## Instruction
Present the data as a numbered list with blank lines omitted, starting at its first line and ending with the line containing "orientation-value: Portrait [395,137,466,162]", inclusive.

[Layout dataset entries]
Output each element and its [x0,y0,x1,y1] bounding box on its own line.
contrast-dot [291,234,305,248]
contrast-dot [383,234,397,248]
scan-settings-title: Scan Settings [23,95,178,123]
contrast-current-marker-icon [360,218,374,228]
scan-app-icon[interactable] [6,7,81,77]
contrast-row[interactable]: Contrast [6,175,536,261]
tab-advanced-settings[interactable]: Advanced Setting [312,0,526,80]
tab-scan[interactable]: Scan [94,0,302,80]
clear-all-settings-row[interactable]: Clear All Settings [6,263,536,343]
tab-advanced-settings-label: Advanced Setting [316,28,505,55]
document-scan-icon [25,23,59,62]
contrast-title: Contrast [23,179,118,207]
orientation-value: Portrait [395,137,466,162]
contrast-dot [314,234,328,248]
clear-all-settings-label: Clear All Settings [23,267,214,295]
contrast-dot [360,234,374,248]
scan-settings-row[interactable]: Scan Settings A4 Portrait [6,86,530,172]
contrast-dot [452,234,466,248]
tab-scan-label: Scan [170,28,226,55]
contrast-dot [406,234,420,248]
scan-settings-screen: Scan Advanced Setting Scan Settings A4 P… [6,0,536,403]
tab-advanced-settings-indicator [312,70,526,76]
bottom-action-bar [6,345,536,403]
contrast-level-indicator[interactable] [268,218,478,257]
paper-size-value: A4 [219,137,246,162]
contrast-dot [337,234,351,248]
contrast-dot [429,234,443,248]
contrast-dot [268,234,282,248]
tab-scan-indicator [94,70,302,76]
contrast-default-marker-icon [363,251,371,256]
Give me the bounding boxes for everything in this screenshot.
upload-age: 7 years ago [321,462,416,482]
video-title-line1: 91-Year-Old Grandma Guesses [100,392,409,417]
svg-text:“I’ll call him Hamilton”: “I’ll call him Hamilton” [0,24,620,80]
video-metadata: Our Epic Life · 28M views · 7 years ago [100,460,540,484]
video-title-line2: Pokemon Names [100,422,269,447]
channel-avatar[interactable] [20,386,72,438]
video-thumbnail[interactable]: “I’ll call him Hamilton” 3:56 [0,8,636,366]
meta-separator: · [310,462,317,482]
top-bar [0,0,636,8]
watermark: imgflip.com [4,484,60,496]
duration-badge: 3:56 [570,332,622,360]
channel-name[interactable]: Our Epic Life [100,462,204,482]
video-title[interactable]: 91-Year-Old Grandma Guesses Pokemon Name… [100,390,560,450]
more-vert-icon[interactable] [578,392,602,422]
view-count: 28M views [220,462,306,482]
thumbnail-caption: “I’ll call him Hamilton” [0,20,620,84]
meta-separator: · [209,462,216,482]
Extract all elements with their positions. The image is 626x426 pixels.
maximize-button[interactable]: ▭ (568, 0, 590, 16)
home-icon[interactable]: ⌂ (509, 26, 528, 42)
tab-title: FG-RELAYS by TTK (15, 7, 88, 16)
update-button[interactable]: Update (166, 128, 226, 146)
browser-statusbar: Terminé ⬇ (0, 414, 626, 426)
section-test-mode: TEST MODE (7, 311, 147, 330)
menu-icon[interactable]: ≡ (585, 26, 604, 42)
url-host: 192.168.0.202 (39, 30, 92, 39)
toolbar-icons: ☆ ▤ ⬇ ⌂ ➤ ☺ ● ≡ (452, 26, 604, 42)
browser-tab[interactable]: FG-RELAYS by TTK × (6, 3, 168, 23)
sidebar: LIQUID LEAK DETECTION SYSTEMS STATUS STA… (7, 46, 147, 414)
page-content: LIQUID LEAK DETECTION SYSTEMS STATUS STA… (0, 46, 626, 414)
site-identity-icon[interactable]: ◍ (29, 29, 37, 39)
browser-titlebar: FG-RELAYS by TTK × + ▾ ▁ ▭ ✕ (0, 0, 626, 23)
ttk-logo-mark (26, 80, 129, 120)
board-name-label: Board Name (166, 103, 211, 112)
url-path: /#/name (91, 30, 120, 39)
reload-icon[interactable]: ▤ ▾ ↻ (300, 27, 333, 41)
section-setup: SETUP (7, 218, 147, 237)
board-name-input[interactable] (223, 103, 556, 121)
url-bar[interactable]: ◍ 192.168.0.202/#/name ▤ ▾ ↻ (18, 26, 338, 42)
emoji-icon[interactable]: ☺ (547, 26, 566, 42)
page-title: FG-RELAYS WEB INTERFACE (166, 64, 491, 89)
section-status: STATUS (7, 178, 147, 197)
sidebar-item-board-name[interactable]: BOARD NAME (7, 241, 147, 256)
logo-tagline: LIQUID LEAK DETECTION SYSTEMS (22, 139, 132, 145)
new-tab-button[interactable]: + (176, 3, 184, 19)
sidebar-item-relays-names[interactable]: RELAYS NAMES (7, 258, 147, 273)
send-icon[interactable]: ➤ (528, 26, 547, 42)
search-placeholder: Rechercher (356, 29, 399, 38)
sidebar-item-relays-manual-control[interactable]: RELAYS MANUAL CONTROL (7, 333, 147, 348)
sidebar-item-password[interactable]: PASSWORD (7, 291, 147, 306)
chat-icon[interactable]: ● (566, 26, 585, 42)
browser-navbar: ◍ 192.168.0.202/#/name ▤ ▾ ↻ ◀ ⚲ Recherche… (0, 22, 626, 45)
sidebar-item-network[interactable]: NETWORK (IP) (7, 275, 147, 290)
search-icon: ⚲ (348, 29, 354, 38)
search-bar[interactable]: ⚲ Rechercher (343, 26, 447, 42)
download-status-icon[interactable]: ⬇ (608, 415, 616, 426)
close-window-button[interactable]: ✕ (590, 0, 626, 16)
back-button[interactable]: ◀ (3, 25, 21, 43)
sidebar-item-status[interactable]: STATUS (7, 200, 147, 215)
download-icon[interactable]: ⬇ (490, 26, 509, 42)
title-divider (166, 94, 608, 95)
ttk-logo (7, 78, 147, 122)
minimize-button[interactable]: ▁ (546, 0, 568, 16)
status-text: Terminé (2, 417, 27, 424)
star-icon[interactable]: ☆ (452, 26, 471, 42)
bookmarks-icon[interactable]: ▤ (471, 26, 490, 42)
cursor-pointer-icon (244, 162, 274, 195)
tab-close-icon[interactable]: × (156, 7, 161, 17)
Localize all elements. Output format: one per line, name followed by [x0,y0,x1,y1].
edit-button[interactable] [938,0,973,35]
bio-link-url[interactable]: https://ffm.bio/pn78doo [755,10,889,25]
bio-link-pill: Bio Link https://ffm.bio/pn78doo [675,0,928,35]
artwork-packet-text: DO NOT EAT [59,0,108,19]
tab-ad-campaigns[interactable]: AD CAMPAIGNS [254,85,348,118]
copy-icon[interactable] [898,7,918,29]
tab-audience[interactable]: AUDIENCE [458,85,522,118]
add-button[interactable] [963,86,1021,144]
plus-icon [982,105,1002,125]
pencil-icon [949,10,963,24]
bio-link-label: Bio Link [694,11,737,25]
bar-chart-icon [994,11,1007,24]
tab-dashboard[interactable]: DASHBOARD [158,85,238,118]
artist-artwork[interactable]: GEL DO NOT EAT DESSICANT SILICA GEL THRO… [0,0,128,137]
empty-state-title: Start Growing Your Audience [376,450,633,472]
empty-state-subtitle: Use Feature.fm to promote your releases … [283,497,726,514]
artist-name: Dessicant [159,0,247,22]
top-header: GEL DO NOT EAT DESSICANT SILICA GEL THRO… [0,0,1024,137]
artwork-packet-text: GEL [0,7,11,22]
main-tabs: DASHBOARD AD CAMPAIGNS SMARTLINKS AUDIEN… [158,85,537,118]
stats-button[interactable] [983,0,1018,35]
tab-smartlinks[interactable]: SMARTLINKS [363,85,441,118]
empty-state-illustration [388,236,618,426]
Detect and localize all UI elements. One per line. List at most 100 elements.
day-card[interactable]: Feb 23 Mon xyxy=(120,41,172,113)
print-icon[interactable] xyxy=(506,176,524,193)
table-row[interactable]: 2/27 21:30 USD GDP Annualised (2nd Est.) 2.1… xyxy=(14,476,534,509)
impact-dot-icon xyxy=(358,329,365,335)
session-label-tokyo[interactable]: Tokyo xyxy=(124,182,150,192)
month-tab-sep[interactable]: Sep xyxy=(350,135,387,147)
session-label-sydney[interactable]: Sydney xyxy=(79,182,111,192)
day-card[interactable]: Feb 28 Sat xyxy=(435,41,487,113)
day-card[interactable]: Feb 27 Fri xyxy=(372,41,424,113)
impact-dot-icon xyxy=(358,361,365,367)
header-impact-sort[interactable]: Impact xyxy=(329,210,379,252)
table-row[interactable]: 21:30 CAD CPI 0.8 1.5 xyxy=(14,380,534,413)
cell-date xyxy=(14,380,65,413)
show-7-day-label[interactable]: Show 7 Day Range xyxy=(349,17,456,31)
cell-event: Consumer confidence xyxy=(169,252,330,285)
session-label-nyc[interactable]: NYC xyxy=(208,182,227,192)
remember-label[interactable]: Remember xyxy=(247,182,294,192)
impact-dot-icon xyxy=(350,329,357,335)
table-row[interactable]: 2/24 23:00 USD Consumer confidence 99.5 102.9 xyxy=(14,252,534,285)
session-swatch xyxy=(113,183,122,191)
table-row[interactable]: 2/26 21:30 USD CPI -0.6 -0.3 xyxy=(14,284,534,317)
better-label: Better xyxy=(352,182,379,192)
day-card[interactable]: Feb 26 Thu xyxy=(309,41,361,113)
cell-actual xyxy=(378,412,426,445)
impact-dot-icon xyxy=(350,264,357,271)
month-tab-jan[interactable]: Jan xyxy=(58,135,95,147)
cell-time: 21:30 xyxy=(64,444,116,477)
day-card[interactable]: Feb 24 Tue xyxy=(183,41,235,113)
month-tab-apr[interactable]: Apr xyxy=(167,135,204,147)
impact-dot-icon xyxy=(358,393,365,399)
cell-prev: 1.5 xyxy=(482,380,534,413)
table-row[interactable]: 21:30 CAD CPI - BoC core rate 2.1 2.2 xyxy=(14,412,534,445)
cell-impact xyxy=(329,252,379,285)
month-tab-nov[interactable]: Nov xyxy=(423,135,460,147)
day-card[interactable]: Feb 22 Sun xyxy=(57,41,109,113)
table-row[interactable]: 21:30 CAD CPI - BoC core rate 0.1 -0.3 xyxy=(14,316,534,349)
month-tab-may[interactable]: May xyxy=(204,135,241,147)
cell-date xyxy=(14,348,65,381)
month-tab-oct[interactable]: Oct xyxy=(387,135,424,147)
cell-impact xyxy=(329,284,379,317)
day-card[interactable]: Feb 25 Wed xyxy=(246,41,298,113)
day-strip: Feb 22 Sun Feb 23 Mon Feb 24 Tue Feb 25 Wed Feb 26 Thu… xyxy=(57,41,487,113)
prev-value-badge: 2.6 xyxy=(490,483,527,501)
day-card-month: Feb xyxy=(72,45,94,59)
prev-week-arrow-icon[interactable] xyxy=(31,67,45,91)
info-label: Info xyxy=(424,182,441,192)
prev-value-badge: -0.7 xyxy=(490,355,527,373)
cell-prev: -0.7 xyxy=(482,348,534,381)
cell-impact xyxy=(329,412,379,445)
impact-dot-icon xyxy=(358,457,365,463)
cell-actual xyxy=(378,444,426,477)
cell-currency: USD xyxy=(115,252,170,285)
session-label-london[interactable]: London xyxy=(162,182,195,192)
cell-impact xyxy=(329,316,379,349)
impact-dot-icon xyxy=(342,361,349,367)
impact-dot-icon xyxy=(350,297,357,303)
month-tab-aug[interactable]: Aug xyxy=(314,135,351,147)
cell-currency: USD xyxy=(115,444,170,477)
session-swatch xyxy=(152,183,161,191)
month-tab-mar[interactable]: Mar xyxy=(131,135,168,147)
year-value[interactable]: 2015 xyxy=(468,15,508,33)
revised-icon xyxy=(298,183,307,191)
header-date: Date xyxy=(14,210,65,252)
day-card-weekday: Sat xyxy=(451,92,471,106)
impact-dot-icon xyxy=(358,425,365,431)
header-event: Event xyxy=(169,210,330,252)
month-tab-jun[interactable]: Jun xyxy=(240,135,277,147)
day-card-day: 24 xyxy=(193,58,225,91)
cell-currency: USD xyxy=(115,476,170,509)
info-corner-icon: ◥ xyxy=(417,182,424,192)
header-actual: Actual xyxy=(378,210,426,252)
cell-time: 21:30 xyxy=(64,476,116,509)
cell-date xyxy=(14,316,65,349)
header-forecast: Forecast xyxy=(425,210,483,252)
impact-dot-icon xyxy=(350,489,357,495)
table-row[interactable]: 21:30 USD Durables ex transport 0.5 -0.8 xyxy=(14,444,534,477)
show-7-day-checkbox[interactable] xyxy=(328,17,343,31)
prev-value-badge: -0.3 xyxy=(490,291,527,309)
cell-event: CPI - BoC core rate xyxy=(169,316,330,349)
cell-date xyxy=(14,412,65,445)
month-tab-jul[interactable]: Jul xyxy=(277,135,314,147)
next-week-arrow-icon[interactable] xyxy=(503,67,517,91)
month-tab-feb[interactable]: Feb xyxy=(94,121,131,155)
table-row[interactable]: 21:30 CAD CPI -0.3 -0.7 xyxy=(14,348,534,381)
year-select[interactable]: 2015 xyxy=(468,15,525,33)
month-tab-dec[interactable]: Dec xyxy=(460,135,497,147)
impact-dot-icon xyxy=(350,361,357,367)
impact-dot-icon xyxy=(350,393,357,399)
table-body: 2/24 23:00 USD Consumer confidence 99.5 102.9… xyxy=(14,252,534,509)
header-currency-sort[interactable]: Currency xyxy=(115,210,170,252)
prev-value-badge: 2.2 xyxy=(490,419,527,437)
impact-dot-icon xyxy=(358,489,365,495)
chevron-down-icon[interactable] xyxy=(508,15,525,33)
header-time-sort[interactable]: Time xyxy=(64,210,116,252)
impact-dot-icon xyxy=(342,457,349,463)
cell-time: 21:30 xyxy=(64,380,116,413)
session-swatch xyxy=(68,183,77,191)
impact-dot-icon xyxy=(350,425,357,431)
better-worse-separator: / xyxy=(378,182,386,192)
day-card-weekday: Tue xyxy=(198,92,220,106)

## The completed task
1. Output each element and its [x0,y0,x1,y1] bounding box on its own line.
2. contrast-dot [291,234,305,248]
3. contrast-dot [383,234,397,248]
4. scan-settings-title: Scan Settings [23,95,178,123]
5. contrast-current-marker-icon [360,218,374,228]
6. scan-app-icon[interactable] [6,7,81,77]
7. contrast-row[interactable]: Contrast [6,175,536,261]
8. tab-advanced-settings[interactable]: Advanced Setting [312,0,526,80]
9. tab-scan[interactable]: Scan [94,0,302,80]
10. clear-all-settings-row[interactable]: Clear All Settings [6,263,536,343]
11. tab-advanced-settings-label: Advanced Setting [316,28,505,55]
12. document-scan-icon [25,23,59,62]
13. contrast-title: Contrast [23,179,118,207]
14. orientation-value: Portrait [395,137,466,162]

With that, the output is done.